[BEGIN Records for this exercise]
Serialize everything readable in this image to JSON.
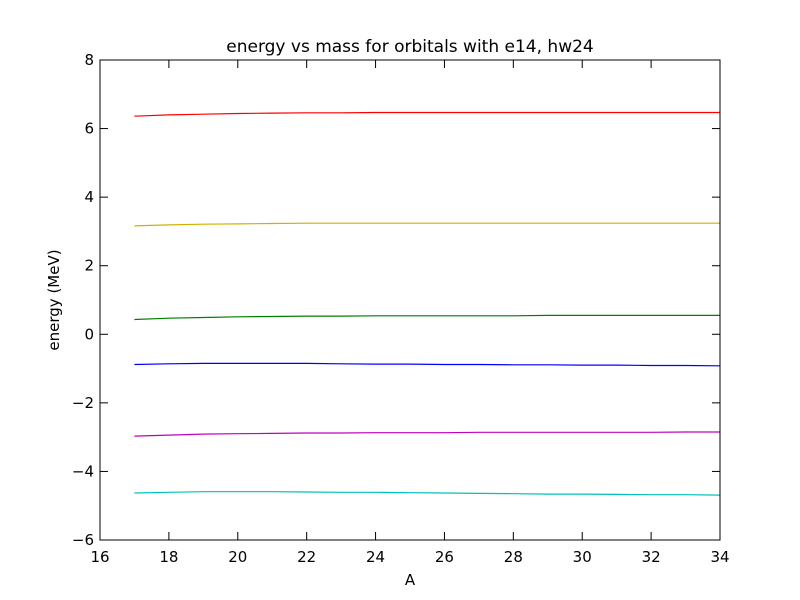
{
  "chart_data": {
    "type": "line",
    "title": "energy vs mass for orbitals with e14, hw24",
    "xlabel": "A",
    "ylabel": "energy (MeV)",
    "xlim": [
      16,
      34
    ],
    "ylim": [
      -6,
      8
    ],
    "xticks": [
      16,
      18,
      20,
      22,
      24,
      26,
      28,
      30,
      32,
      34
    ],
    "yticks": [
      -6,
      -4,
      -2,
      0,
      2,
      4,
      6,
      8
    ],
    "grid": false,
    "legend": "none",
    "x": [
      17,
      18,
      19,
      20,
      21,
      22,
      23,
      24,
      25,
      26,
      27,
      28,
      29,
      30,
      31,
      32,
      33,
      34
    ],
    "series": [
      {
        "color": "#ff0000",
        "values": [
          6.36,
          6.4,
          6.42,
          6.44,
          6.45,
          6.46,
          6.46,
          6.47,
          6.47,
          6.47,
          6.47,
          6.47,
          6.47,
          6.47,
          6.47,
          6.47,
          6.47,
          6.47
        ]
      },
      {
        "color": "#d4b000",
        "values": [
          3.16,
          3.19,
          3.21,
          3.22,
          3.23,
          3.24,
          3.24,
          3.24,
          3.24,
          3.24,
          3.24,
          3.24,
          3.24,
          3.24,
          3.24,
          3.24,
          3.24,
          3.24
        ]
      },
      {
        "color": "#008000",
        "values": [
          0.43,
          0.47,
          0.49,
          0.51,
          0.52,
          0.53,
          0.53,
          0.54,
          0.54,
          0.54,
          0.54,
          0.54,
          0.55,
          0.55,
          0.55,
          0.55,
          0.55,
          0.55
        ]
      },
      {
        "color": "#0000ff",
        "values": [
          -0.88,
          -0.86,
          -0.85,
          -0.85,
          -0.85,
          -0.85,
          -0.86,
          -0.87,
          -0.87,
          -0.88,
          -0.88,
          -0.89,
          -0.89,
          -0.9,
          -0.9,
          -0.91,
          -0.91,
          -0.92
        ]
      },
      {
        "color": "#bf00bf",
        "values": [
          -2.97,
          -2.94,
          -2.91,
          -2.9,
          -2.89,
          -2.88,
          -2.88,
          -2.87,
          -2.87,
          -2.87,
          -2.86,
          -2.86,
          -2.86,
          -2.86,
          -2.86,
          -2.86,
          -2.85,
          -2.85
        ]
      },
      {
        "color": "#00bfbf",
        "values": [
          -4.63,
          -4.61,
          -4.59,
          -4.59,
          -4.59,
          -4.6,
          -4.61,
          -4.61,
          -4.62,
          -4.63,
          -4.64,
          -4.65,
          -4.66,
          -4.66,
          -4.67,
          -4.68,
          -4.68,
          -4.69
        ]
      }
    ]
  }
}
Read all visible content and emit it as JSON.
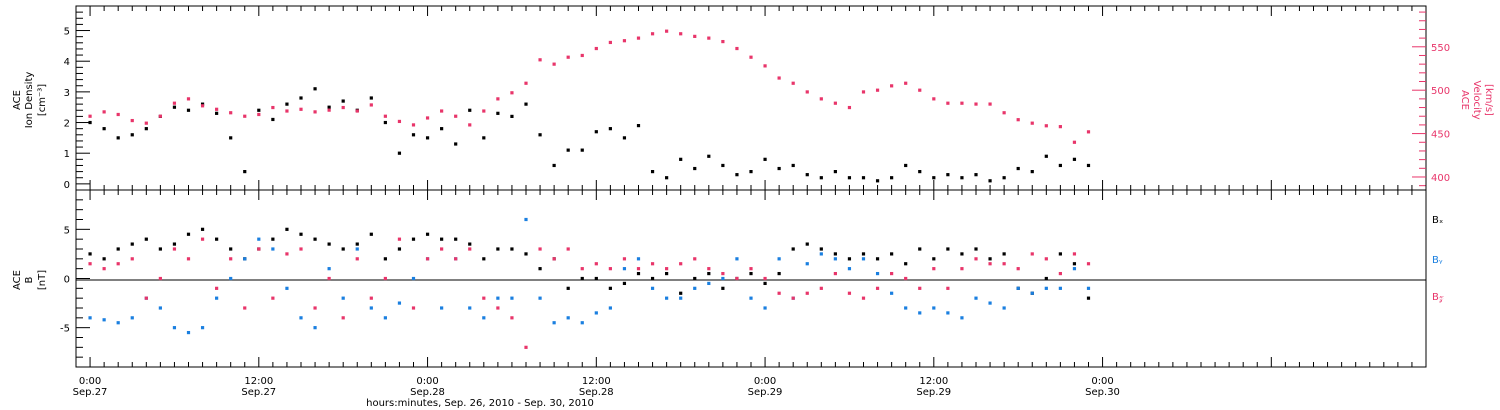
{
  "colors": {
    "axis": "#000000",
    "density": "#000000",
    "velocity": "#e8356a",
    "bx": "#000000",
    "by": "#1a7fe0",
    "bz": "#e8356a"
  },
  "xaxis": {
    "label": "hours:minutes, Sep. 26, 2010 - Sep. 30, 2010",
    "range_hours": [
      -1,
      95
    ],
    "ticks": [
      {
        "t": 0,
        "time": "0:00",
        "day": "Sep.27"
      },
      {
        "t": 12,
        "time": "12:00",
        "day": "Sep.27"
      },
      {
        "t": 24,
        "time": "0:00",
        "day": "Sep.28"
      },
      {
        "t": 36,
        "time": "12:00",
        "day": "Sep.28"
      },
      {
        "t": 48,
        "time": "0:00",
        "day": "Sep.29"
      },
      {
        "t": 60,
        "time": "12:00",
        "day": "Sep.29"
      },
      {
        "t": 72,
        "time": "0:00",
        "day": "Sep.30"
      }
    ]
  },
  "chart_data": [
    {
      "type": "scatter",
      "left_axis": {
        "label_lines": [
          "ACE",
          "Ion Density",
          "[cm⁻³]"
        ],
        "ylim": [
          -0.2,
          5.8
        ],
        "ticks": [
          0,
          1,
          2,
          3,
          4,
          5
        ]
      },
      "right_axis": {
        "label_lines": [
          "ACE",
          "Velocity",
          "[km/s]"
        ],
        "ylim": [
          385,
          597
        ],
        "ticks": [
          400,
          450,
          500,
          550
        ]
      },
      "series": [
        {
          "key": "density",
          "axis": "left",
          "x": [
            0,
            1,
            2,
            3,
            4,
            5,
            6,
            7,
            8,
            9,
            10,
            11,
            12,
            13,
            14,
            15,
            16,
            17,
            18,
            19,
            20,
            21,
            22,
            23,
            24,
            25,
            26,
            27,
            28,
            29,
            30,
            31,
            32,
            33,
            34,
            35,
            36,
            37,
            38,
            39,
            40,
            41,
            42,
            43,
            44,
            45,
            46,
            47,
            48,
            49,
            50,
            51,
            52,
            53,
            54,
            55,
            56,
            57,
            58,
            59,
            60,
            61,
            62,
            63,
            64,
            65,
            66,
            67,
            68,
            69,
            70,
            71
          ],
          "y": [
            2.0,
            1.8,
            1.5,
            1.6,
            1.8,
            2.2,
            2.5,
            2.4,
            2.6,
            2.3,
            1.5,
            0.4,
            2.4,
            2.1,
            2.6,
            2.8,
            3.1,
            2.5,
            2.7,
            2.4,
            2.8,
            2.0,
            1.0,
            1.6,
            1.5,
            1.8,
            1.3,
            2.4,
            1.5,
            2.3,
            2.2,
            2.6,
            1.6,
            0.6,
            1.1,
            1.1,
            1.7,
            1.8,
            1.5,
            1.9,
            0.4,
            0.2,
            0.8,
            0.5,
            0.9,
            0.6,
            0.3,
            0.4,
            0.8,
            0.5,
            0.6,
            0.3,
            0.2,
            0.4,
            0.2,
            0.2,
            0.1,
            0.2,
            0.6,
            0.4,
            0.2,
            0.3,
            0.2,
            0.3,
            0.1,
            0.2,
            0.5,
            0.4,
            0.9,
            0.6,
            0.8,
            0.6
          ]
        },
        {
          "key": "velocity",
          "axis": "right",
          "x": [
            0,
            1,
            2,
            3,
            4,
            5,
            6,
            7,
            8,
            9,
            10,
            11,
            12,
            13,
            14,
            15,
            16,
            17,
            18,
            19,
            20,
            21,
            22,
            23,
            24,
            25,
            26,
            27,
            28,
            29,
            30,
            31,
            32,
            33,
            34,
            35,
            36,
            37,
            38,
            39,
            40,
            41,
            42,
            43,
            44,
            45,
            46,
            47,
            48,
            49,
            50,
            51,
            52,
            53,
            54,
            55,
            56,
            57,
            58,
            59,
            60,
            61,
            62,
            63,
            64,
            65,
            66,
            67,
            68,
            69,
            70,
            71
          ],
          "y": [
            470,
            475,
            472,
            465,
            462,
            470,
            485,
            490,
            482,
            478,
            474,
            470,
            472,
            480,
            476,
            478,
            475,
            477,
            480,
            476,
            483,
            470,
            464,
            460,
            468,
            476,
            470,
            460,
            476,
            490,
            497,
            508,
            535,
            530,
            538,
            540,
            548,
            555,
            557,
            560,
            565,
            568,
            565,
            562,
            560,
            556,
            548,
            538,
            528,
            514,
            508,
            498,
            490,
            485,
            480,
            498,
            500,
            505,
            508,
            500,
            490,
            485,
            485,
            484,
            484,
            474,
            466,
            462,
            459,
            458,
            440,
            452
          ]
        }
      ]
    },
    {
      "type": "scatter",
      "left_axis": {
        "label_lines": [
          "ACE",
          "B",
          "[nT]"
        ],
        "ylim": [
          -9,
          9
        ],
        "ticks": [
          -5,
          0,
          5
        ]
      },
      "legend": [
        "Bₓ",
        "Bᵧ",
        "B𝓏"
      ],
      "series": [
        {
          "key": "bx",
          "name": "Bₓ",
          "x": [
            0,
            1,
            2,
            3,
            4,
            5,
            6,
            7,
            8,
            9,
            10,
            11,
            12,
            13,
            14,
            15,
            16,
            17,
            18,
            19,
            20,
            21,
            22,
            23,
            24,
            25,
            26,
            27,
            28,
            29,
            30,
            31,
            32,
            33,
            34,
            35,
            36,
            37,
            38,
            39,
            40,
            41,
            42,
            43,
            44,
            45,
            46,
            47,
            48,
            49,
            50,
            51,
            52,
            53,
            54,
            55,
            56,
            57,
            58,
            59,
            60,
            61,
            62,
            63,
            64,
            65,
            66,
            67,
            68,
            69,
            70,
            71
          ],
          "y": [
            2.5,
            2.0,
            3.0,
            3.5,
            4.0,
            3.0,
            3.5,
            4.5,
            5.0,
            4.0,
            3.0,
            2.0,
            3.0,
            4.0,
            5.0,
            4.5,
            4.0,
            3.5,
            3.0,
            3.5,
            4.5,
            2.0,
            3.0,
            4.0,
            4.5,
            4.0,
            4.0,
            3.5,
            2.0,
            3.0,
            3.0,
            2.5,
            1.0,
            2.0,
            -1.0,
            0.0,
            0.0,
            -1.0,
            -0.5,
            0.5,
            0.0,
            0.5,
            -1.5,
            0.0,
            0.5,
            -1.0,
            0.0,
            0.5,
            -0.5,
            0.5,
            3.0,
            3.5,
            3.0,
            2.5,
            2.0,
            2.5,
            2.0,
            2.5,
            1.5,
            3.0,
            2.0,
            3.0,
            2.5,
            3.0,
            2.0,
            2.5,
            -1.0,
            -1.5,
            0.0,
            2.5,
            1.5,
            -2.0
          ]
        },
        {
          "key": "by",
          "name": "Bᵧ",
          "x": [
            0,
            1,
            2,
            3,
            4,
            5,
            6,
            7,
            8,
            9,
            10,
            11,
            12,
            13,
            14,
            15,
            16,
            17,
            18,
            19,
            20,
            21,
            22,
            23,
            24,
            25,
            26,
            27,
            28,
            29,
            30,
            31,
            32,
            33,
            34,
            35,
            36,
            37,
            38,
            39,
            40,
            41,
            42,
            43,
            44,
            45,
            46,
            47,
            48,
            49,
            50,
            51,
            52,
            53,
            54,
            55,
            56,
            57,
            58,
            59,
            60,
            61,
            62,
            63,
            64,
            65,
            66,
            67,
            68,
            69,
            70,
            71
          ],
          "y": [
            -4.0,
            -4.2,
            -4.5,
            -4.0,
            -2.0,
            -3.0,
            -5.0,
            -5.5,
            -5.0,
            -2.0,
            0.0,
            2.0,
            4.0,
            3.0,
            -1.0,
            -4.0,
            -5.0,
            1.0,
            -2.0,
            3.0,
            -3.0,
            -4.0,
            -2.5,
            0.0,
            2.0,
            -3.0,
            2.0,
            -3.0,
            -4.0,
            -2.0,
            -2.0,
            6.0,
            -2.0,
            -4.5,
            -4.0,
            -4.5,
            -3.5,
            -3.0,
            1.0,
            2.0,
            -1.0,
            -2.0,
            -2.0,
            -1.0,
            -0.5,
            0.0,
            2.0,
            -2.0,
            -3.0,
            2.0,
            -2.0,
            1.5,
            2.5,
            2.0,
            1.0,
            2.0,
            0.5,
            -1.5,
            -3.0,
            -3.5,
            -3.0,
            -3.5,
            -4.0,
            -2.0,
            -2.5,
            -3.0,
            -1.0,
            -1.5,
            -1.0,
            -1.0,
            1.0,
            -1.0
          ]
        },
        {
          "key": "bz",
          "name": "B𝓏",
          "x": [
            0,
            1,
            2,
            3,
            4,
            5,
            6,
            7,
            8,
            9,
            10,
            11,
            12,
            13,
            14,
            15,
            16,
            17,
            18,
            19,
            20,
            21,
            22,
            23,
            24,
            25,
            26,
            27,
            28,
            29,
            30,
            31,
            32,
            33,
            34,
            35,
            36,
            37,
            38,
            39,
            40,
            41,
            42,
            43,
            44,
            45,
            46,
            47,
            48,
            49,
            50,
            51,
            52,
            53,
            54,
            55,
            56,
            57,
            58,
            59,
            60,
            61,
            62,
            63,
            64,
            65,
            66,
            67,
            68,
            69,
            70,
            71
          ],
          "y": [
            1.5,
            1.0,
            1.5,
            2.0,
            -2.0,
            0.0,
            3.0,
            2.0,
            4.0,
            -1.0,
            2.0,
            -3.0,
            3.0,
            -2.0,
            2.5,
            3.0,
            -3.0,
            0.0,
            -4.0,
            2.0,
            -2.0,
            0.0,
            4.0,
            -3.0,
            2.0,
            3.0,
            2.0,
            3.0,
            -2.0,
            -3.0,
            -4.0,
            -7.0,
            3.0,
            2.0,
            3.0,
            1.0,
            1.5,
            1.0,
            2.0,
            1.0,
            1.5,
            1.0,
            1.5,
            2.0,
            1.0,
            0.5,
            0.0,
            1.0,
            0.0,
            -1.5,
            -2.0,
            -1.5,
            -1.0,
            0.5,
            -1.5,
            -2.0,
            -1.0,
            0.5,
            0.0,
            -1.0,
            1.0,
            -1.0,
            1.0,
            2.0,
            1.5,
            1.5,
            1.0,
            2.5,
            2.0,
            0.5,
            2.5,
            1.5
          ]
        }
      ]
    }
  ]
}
[END Records for this exercise]
Directive → Pick out each line containing the string "energy" and copy it.

Final result →
    "title": "energy vs mass for orbitals with e14, hw24",
    "ylabel": "energy (MeV)",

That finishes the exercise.